(Rows from a dataset)
------------------------------------

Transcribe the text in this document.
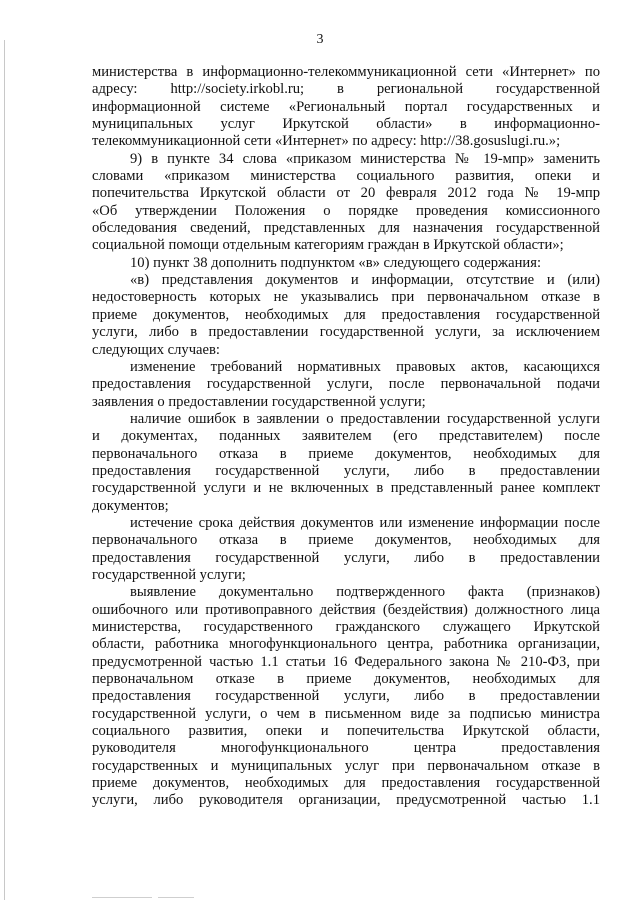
3
министерства в информационно-телекоммуникационной сети «Интернет» по
адресу: http://society.irkobl.ru; в региональной государственной
информационной системе «Региональный портал государственных и
муниципальных услуг Иркутской области» в информационно-
телекоммуникационной сети «Интернет» по адресу: http://38.gosuslugi.ru.»;
9) в пункте 34 слова «приказом министерства № 19-мпр» заменить
словами «приказом министерства социального развития, опеки и
попечительства Иркутской области от 20 февраля 2012 года № 19-мпр
«Об утверждении Положения о порядке проведения комиссионного
обследования сведений, представленных для назначения государственной
социальной помощи отдельным категориям граждан в Иркутской области»;
10) пункт 38 дополнить подпунктом «в» следующего содержания:
«в) представления документов и информации, отсутствие и (или)
недостоверность которых не указывались при первоначальном отказе в
приеме документов, необходимых для предоставления государственной
услуги, либо в предоставлении государственной услуги, за исключением
следующих случаев:
изменение требований нормативных правовых актов, касающихся
предоставления государственной услуги, после первоначальной подачи
заявления о предоставлении государственной услуги;
наличие ошибок в заявлении о предоставлении государственной услуги
и документах, поданных заявителем (его представителем) после
первоначального отказа в приеме документов, необходимых для
предоставления государственной услуги, либо в предоставлении
государственной услуги и не включенных в представленный ранее комплект
документов;
истечение срока действия документов или изменение информации после
первоначального отказа в приеме документов, необходимых для
предоставления государственной услуги, либо в предоставлении
государственной услуги;
выявление документально подтвержденного факта (признаков)
ошибочного или противоправного действия (бездействия) должностного лица
министерства, государственного гражданского служащего Иркутской
области, работника многофункционального центра, работника организации,
предусмотренной частью 1.1 статьи 16 Федерального закона № 210-ФЗ, при
первоначальном отказе в приеме документов, необходимых для
предоставления государственной услуги, либо в предоставлении
государственной услуги, о чем в письменном виде за подписью министра
социального развития, опеки и попечительства Иркутской области,
руководителя многофункционального центра предоставления
государственных и муниципальных услуг при первоначальном отказе в
приеме документов, необходимых для предоставления государственной
услуги, либо руководителя организации, предусмотренной частью 1.1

------------------------------------

SET PROBLEM: Write the material out again exactly as it appears, dropping the pictures.

WORKED ANSWER:
Transcribe the text in this document.
3
министерства в информационно-телекоммуникационной сети «Интернет» по
адресу: http://society.irkobl.ru; в региональной государственной
информационной системе «Региональный портал государственных и
муниципальных услуг Иркутской области» в информационно-
телекоммуникационной сети «Интернет» по адресу: http://38.gosuslugi.ru.»;
9) в пункте 34 слова «приказом министерства № 19-мпр» заменить
словами «приказом министерства социального развития, опеки и
попечительства Иркутской области от 20 февраля 2012 года № 19-мпр
«Об утверждении Положения о порядке проведения комиссионного
обследования сведений, представленных для назначения государственной
социальной помощи отдельным категориям граждан в Иркутской области»;
10) пункт 38 дополнить подпунктом «в» следующего содержания:
«в) представления документов и информации, отсутствие и (или)
недостоверность которых не указывались при первоначальном отказе в
приеме документов, необходимых для предоставления государственной
услуги, либо в предоставлении государственной услуги, за исключением
следующих случаев:
изменение требований нормативных правовых актов, касающихся
предоставления государственной услуги, после первоначальной подачи
заявления о предоставлении государственной услуги;
наличие ошибок в заявлении о предоставлении государственной услуги
и документах, поданных заявителем (его представителем) после
первоначального отказа в приеме документов, необходимых для
предоставления государственной услуги, либо в предоставлении
государственной услуги и не включенных в представленный ранее комплект
документов;
истечение срока действия документов или изменение информации после
первоначального отказа в приеме документов, необходимых для
предоставления государственной услуги, либо в предоставлении
государственной услуги;
выявление документально подтвержденного факта (признаков)
ошибочного или противоправного действия (бездействия) должностного лица
министерства, государственного гражданского служащего Иркутской
области, работника многофункционального центра, работника организации,
предусмотренной частью 1.1 статьи 16 Федерального закона № 210-ФЗ, при
первоначальном отказе в приеме документов, необходимых для
предоставления государственной услуги, либо в предоставлении
государственной услуги, о чем в письменном виде за подписью министра
социального развития, опеки и попечительства Иркутской области,
руководителя многофункционального центра предоставления
государственных и муниципальных услуг при первоначальном отказе в
приеме документов, необходимых для предоставления государственной
услуги, либо руководителя организации, предусмотренной частью 1.1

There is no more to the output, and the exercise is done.